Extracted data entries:
▼

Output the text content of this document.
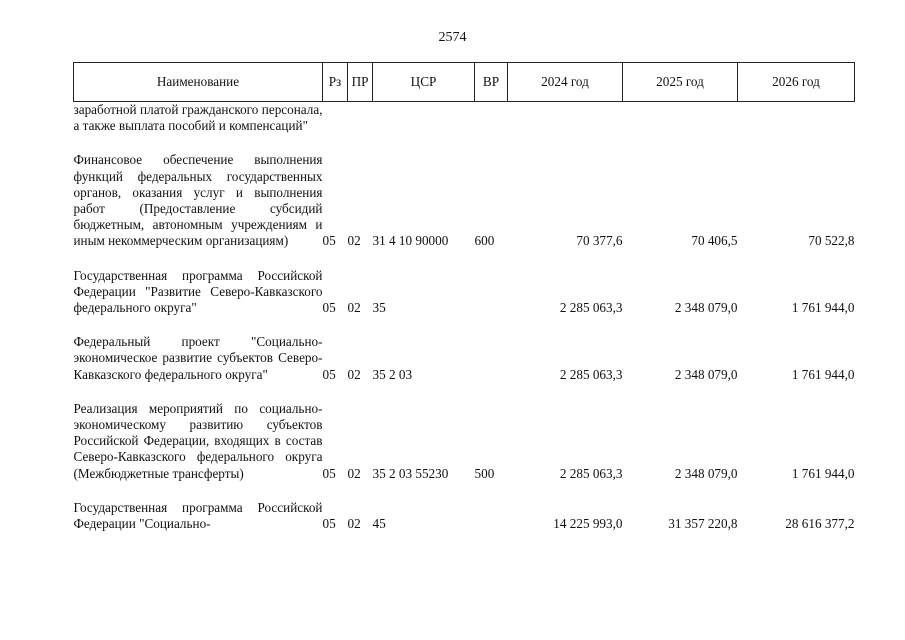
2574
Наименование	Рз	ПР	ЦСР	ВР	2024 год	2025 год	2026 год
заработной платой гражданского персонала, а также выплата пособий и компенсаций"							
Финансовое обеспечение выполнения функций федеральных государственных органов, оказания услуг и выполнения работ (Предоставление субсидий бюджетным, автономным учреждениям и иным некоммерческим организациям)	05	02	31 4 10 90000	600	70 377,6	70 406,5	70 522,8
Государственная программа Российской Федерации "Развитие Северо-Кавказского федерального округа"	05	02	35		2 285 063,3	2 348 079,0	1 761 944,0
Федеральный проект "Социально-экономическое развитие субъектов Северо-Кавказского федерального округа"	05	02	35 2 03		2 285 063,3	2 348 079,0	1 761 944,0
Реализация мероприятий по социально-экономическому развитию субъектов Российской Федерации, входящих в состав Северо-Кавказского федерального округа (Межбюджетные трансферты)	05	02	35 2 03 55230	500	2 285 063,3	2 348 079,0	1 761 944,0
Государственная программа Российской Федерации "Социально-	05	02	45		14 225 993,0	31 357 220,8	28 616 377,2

▲

:: Work to complete ::
Return the whole listing, word for word, and leave out every picture.

:: Output below ::
Output the text content of this document.
2574
Наименование	Рз	ПР	ЦСР	ВР	2024 год	2025 год	2026 год
заработной платой гражданского персонала, а также выплата пособий и компенсаций"							
Финансовое обеспечение выполнения функций федеральных государственных органов, оказания услуг и выполнения работ (Предоставление субсидий бюджетным, автономным учреждениям и иным некоммерческим организациям)	05	02	31 4 10 90000	600	70 377,6	70 406,5	70 522,8
Государственная программа Российской Федерации "Развитие Северо-Кавказского федерального округа"	05	02	35		2 285 063,3	2 348 079,0	1 761 944,0
Федеральный проект "Социально-экономическое развитие субъектов Северо-Кавказского федерального округа"	05	02	35 2 03		2 285 063,3	2 348 079,0	1 761 944,0
Реализация мероприятий по социально-экономическому развитию субъектов Российской Федерации, входящих в состав Северо-Кавказского федерального округа (Межбюджетные трансферты)	05	02	35 2 03 55230	500	2 285 063,3	2 348 079,0	1 761 944,0
Государственная программа Российской Федерации "Социально-	05	02	45		14 225 993,0	31 357 220,8	28 616 377,2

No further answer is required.